**Task requirements:**
Copy every line of the material below word for word, leaving out the pictures.

(Box annotation data)

....

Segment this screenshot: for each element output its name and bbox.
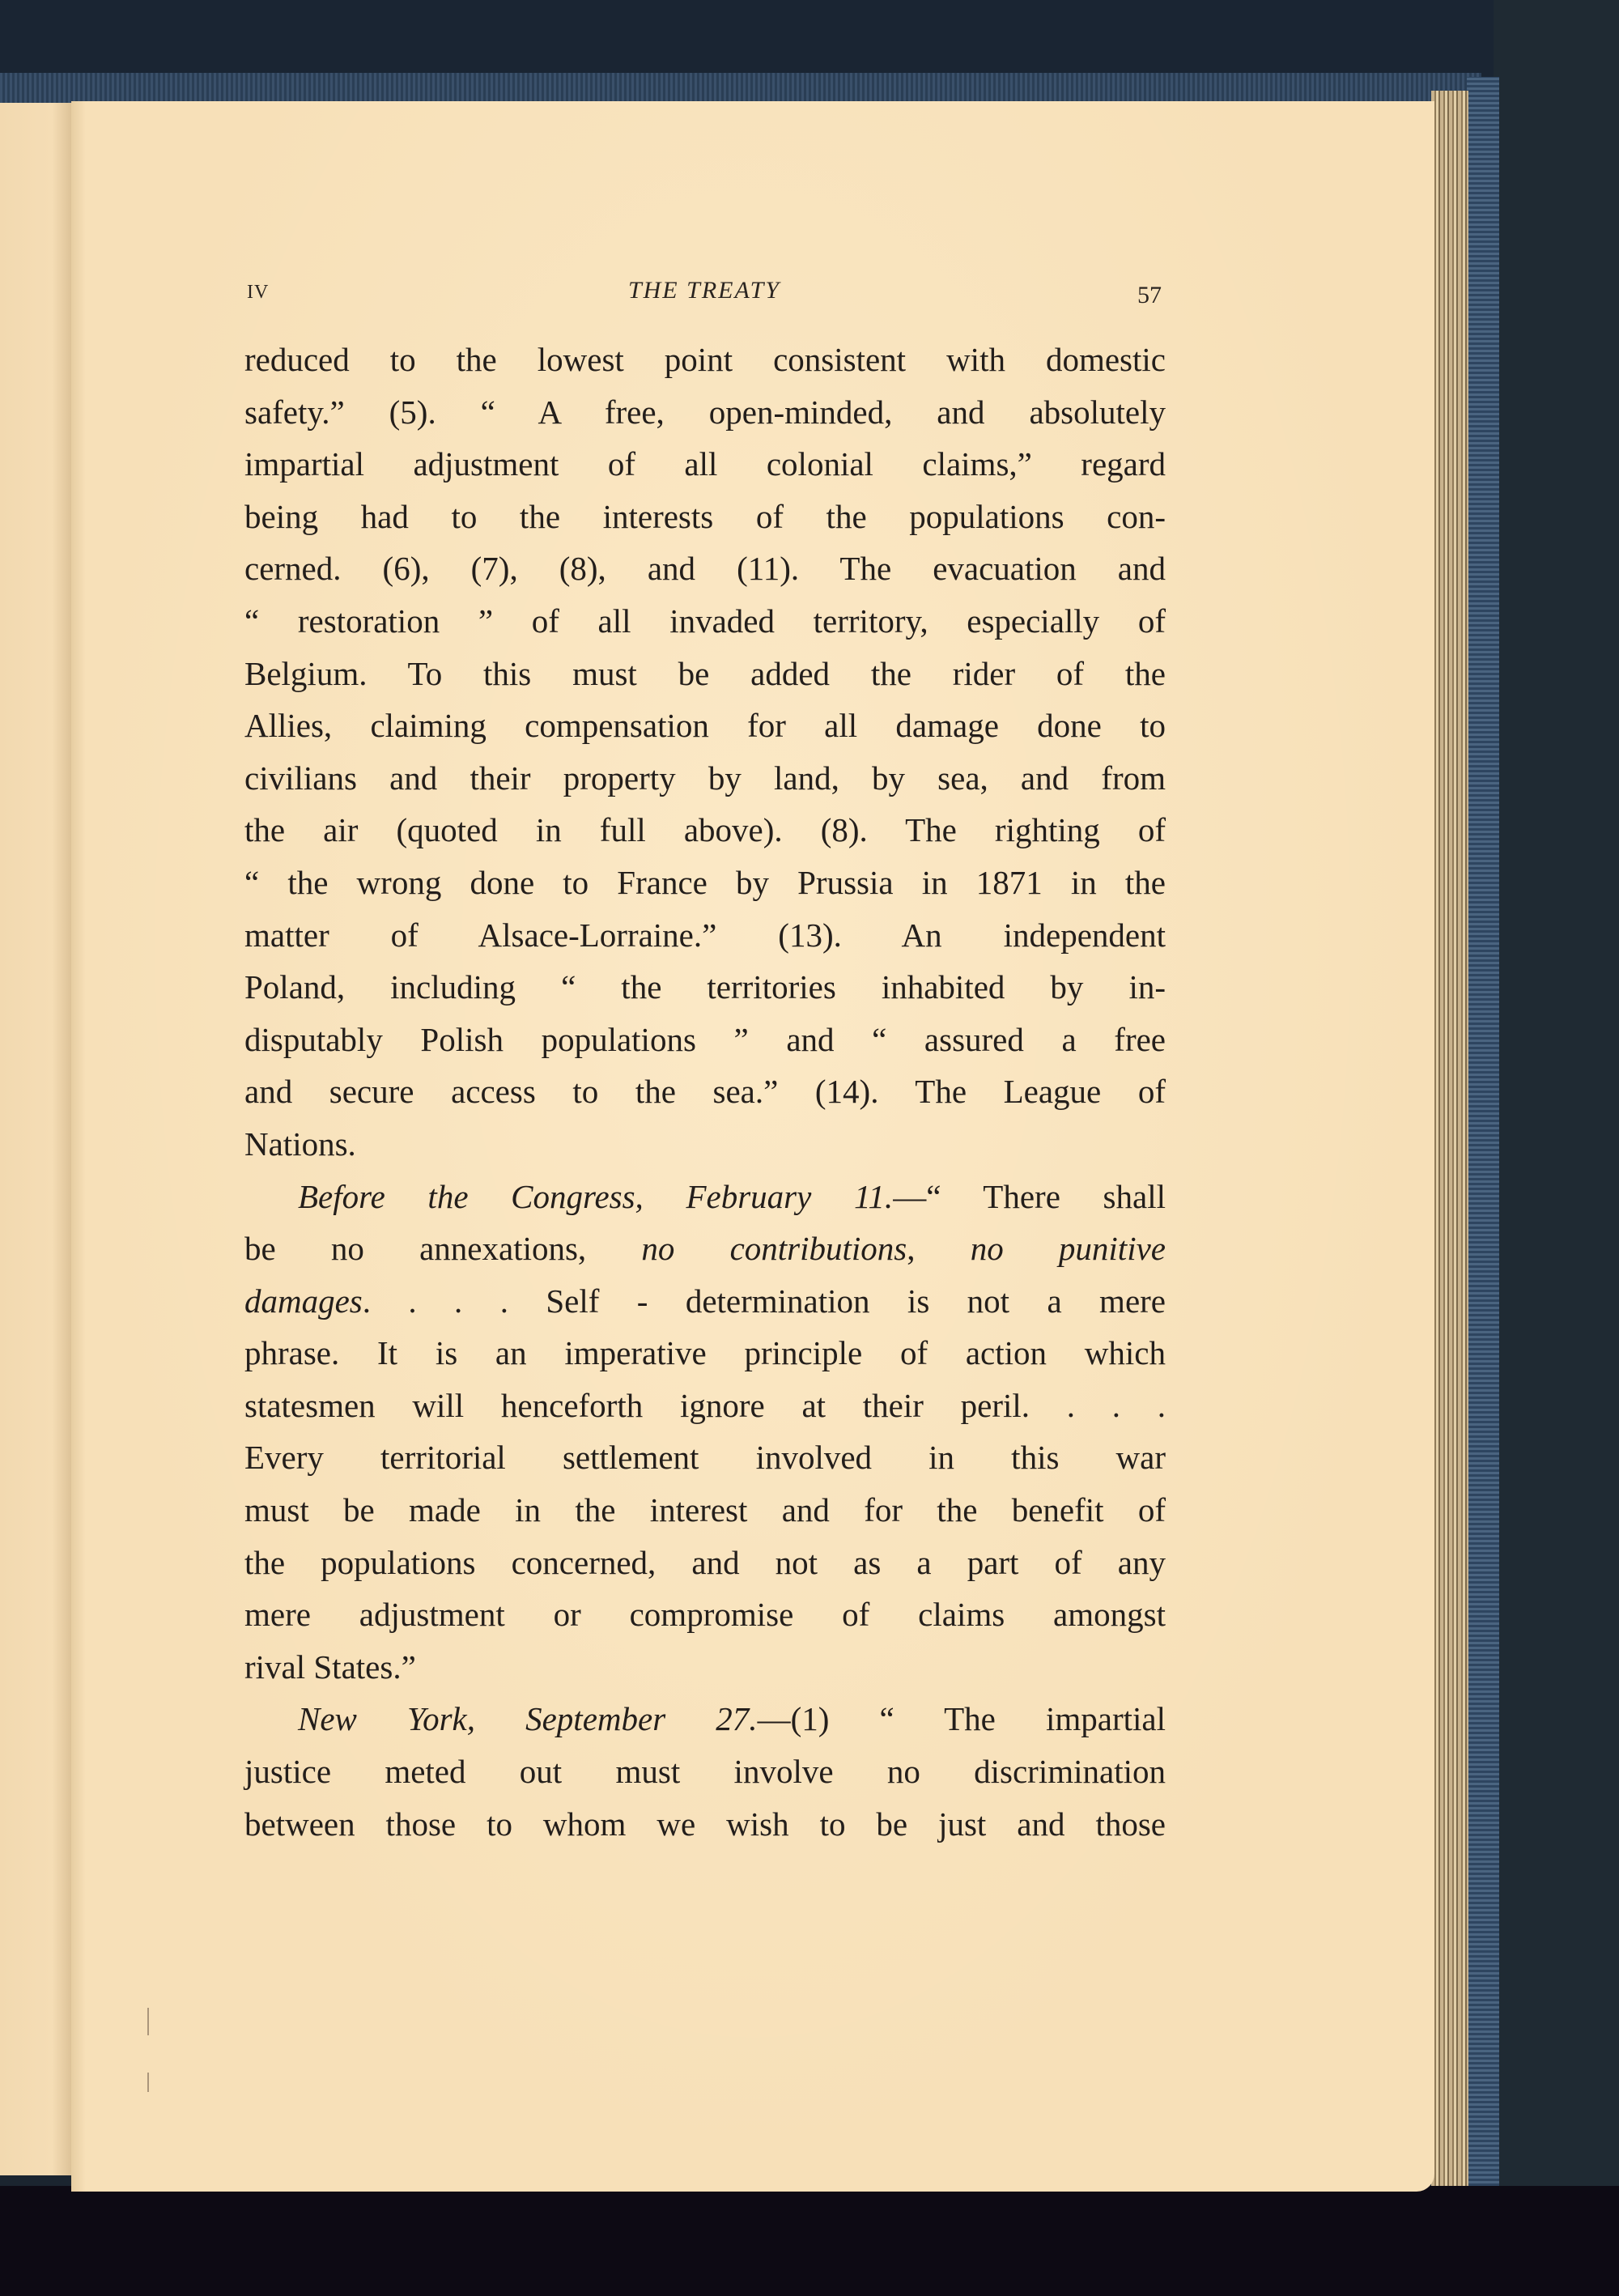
text-line	[244, 1484, 1166, 1537]
text-run: matter of Alsace-Lorraine.” (13). An independent	[244, 916, 1166, 954]
text-run: “ restoration ” of all invaded territory, especially of	[244, 602, 1166, 640]
text-run: safety.” (5). “ A free, open-minded, and absolutely	[244, 393, 1166, 431]
page-number: 57	[1137, 282, 1162, 308]
text-run: be no annexations,	[244, 1230, 642, 1268]
paper-mark	[147, 2073, 149, 2092]
text-line	[244, 1537, 1166, 1589]
cover-cloth-top-edge	[0, 73, 1481, 104]
text-line	[244, 438, 1166, 491]
text-run: Nations.	[244, 1125, 356, 1163]
text-run: —(1) “ The impartial	[757, 1700, 1166, 1738]
text-run: phrase. It is an imperative principle of action which	[244, 1334, 1166, 1372]
text-run: rival States.”	[244, 1648, 416, 1686]
text-run: the air (quoted in full above). (8). The righting of	[244, 811, 1166, 849]
text-line	[244, 1327, 1166, 1380]
text-line	[244, 857, 1166, 909]
body-text	[244, 334, 1166, 1850]
text-line	[244, 1065, 1166, 1118]
text-line	[244, 1641, 1166, 1694]
text-line	[244, 648, 1166, 700]
running-head	[243, 275, 1166, 308]
text-run: disputably Polish populations ” and “ assured a free	[244, 1020, 1166, 1058]
text-run: cerned. (6), (7), (8), and (11). The evacuation and	[244, 550, 1166, 588]
text-line	[244, 961, 1166, 1014]
text-line	[244, 595, 1166, 648]
text-run: Every territorial settlement involved in this war	[244, 1439, 1166, 1477]
chapter-title: THE TREATY	[627, 277, 781, 304]
text-line	[244, 1014, 1166, 1066]
text-line	[244, 1171, 1166, 1223]
italic-text: no punitive	[970, 1230, 1166, 1268]
text-line	[244, 1745, 1166, 1798]
page-edges-stack	[1431, 91, 1468, 2204]
text-run: justice meted out must involve no discrimination	[244, 1753, 1166, 1791]
text-line	[244, 1431, 1166, 1484]
text-run: mere adjustment or compromise of claims amongst	[244, 1596, 1166, 1634]
text-line	[244, 542, 1166, 595]
text-line	[244, 909, 1166, 962]
text-run: must be made in the interest and for the benefit of	[244, 1491, 1166, 1529]
text-line	[244, 1275, 1166, 1328]
text-run: . . . . Self - determination is not a mere	[362, 1282, 1166, 1320]
text-run: impartial adjustment of all colonial claims,” regard	[244, 445, 1166, 483]
book-cover-edge	[1467, 77, 1499, 2198]
italic-text: Before the Congress, February 11.	[298, 1177, 894, 1215]
text-line	[244, 752, 1166, 805]
text-line	[244, 1693, 1166, 1745]
italic-text: damages	[244, 1282, 363, 1320]
background-bottom	[0, 2186, 1619, 2296]
paper-mark	[147, 2008, 149, 2035]
text-run: “ the wrong done to France by Prussia in 1871 in the	[244, 863, 1166, 901]
text-line	[244, 804, 1166, 857]
italic-text: no contributions	[641, 1230, 907, 1268]
text-line	[244, 491, 1166, 543]
text-line	[244, 1798, 1166, 1851]
text-run: being had to the interests of the populations con-	[244, 497, 1166, 535]
text-run: ,	[907, 1230, 971, 1268]
text-line	[244, 1588, 1166, 1641]
text-run: Allies, claiming compensation for all damage done to	[244, 707, 1166, 745]
text-line	[244, 699, 1166, 752]
text-line	[244, 334, 1166, 386]
text-run: Poland, including “ the territories inhabited by in-	[244, 968, 1166, 1006]
text-line	[244, 1118, 1166, 1171]
text-run: civilians and their property by land, by sea, and from	[244, 759, 1166, 797]
text-line	[244, 1380, 1166, 1432]
text-run: between those to whom we wish to be just and those	[244, 1805, 1166, 1843]
facing-page-edge	[0, 103, 74, 2175]
text-run: Belgium. To this must be added the rider of the	[244, 654, 1166, 692]
text-run: reduced to the lowest point consistent with domestic	[244, 341, 1166, 378]
text-run: the populations concerned, and not as a part of any	[244, 1543, 1166, 1581]
text-line	[244, 1222, 1166, 1275]
text-run: —“ There shall	[893, 1177, 1166, 1215]
text-run: statesmen will henceforth ignore at their peril. . . .	[244, 1386, 1166, 1424]
background-right	[1494, 0, 1619, 2296]
italic-text: New York, September 27.	[298, 1700, 758, 1738]
chapter-number: IV	[247, 282, 270, 303]
text-run: and secure access to the sea.” (14). The League of	[244, 1073, 1166, 1111]
text-line	[244, 386, 1166, 439]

....

**Problem solution:**
Segment this screenshot: for each element output its name and bbox.
text-line	[244, 1484, 1166, 1537]
text-run: matter of Alsace-Lorraine.” (13). An independent	[244, 916, 1166, 954]
text-run: “ restoration ” of all invaded territory, especially of	[244, 602, 1166, 640]
text-run: safety.” (5). “ A free, open-minded, and absolutely	[244, 393, 1166, 431]
page-number: 57	[1137, 282, 1162, 308]
text-run: be no annexations,	[244, 1230, 642, 1268]
paper-mark	[147, 2073, 149, 2092]
text-line	[244, 1537, 1166, 1589]
cover-cloth-top-edge	[0, 73, 1481, 104]
text-line	[244, 438, 1166, 491]
text-run: Nations.	[244, 1125, 356, 1163]
text-run: —(1) “ The impartial	[757, 1700, 1166, 1738]
text-run: phrase. It is an imperative principle of action which	[244, 1334, 1166, 1372]
text-run: rival States.”	[244, 1648, 416, 1686]
text-run: the air (quoted in full above). (8). The righting of	[244, 811, 1166, 849]
text-line	[244, 1327, 1166, 1380]
text-line	[244, 857, 1166, 909]
body-text	[244, 334, 1166, 1850]
text-line	[244, 1065, 1166, 1118]
text-line	[244, 1641, 1166, 1694]
text-line	[244, 648, 1166, 700]
running-head	[243, 275, 1166, 308]
text-run: disputably Polish populations ” and “ assured a free	[244, 1020, 1166, 1058]
text-run: cerned. (6), (7), (8), and (11). The evacuation and	[244, 550, 1166, 588]
text-line	[244, 961, 1166, 1014]
text-line	[244, 595, 1166, 648]
text-run: Every territorial settlement involved in this war	[244, 1439, 1166, 1477]
chapter-title: THE TREATY	[627, 277, 781, 304]
text-line	[244, 1014, 1166, 1066]
text-line	[244, 1171, 1166, 1223]
italic-text: no punitive	[970, 1230, 1166, 1268]
text-line	[244, 1745, 1166, 1798]
page-edges-stack	[1431, 91, 1468, 2204]
text-run: justice meted out must involve no discrimination	[244, 1753, 1166, 1791]
text-line	[244, 1431, 1166, 1484]
text-run: mere adjustment or compromise of claims amongst	[244, 1596, 1166, 1634]
text-line	[244, 542, 1166, 595]
text-line	[244, 909, 1166, 962]
text-run: must be made in the interest and for the benefit of	[244, 1491, 1166, 1529]
text-line	[244, 1275, 1166, 1328]
text-run: . . . . Self - determination is not a mere	[362, 1282, 1166, 1320]
text-run: impartial adjustment of all colonial claims,” regard	[244, 445, 1166, 483]
book-cover-edge	[1467, 77, 1499, 2198]
italic-text: Before the Congress, February 11.	[298, 1177, 894, 1215]
text-line	[244, 752, 1166, 805]
text-line	[244, 1693, 1166, 1745]
italic-text: damages	[244, 1282, 363, 1320]
background-bottom	[0, 2186, 1619, 2296]
paper-mark	[147, 2008, 149, 2035]
text-run: “ the wrong done to France by Prussia in 1871 in the	[244, 863, 1166, 901]
text-line	[244, 804, 1166, 857]
italic-text: no contributions	[641, 1230, 907, 1268]
text-line	[244, 491, 1166, 543]
text-line	[244, 1798, 1166, 1851]
text-run: being had to the interests of the populations con-	[244, 497, 1166, 535]
text-run: ,	[907, 1230, 971, 1268]
text-line	[244, 1588, 1166, 1641]
text-run: Allies, claiming compensation for all damage done to	[244, 707, 1166, 745]
text-line	[244, 699, 1166, 752]
text-line	[244, 334, 1166, 386]
text-run: Poland, including “ the territories inhabited by in-	[244, 968, 1166, 1006]
text-line	[244, 1118, 1166, 1171]
text-run: civilians and their property by land, by sea, and from	[244, 759, 1166, 797]
text-line	[244, 1380, 1166, 1432]
text-run: between those to whom we wish to be just and those	[244, 1805, 1166, 1843]
facing-page-edge	[0, 103, 74, 2175]
text-run: Belgium. To this must be added the rider of the	[244, 654, 1166, 692]
text-run: reduced to the lowest point consistent with domestic	[244, 341, 1166, 378]
text-run: the populations concerned, and not as a part of any	[244, 1543, 1166, 1581]
text-line	[244, 1222, 1166, 1275]
text-run: —“ There shall	[893, 1177, 1166, 1215]
text-run: statesmen will henceforth ignore at their peril. . . .	[244, 1386, 1166, 1424]
background-right	[1494, 0, 1619, 2296]
italic-text: New York, September 27.	[298, 1700, 758, 1738]
chapter-number: IV	[247, 282, 270, 303]
text-run: and secure access to the sea.” (14). The League of	[244, 1073, 1166, 1111]
text-line	[244, 386, 1166, 439]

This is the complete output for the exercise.